* Quoted text
····················

Our college cultural fest is going on, "Antaragni". Yesterday was opening night. Pro-nite was a play titled “Love letters” by A. R. Gurney, performed by Rajit Kapur n Shernaz Patel.
Loved the play. The performance was just awesome! It sketches the life of 2 people over a span of some 50 years (or something), through letters that they write to each other. There’s hardly much beyond 2 people reading letters at 2 ends of the stage, but the actors put so much life into the characters, tat for the hour n half that the play lasted I was completely lost in it.
Parts of it took me back to my own tryst with letters. Ahh!! The days when penning it all out was much easier than talking. When I would jump at the sight of the postman. I had a bunch of pen friends then. I just loved it. Writing long letters, n then posting them, n then waiting for a letter in return. Constructing a whole you for someone else was a task. I dunno how far I managed. Slowly the letters dwindled. Now there are almost none. Many of them I have lost track of, a few are still in touch through social networks. But it’s not like in those letters… virtual loosely translates as not real to me. I d still love to hold a photograph in my hand over a pic on the pc. I d still love to read a letter over an e-mail.

····················

* Given material
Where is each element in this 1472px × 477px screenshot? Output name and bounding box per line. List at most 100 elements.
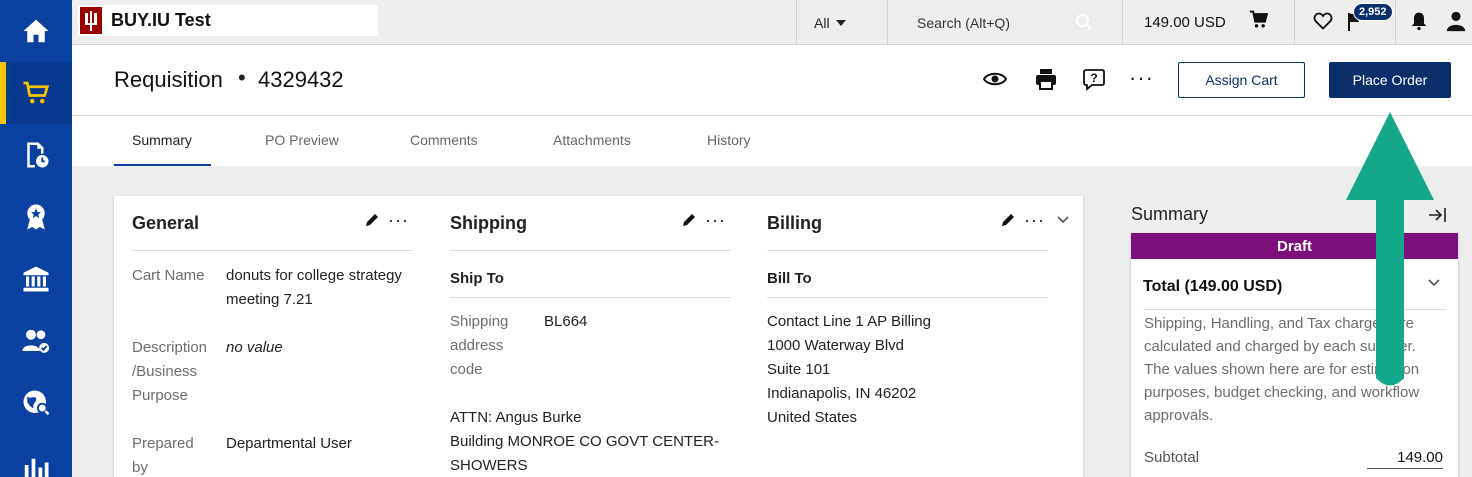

····················

* Set problem
Please reproduce verbatim the passage of the post about the play "Love letters" between "Our college cultural" and "n Shernaz Patel.", inclusive.

* Output for this task
Our college cultural fest is going on, "Antaragni". Yesterday was opening night. Pro-nite was a play titled “Love letters” by A. R. Gurney, performed by Rajit Kapur n Shernaz Patel.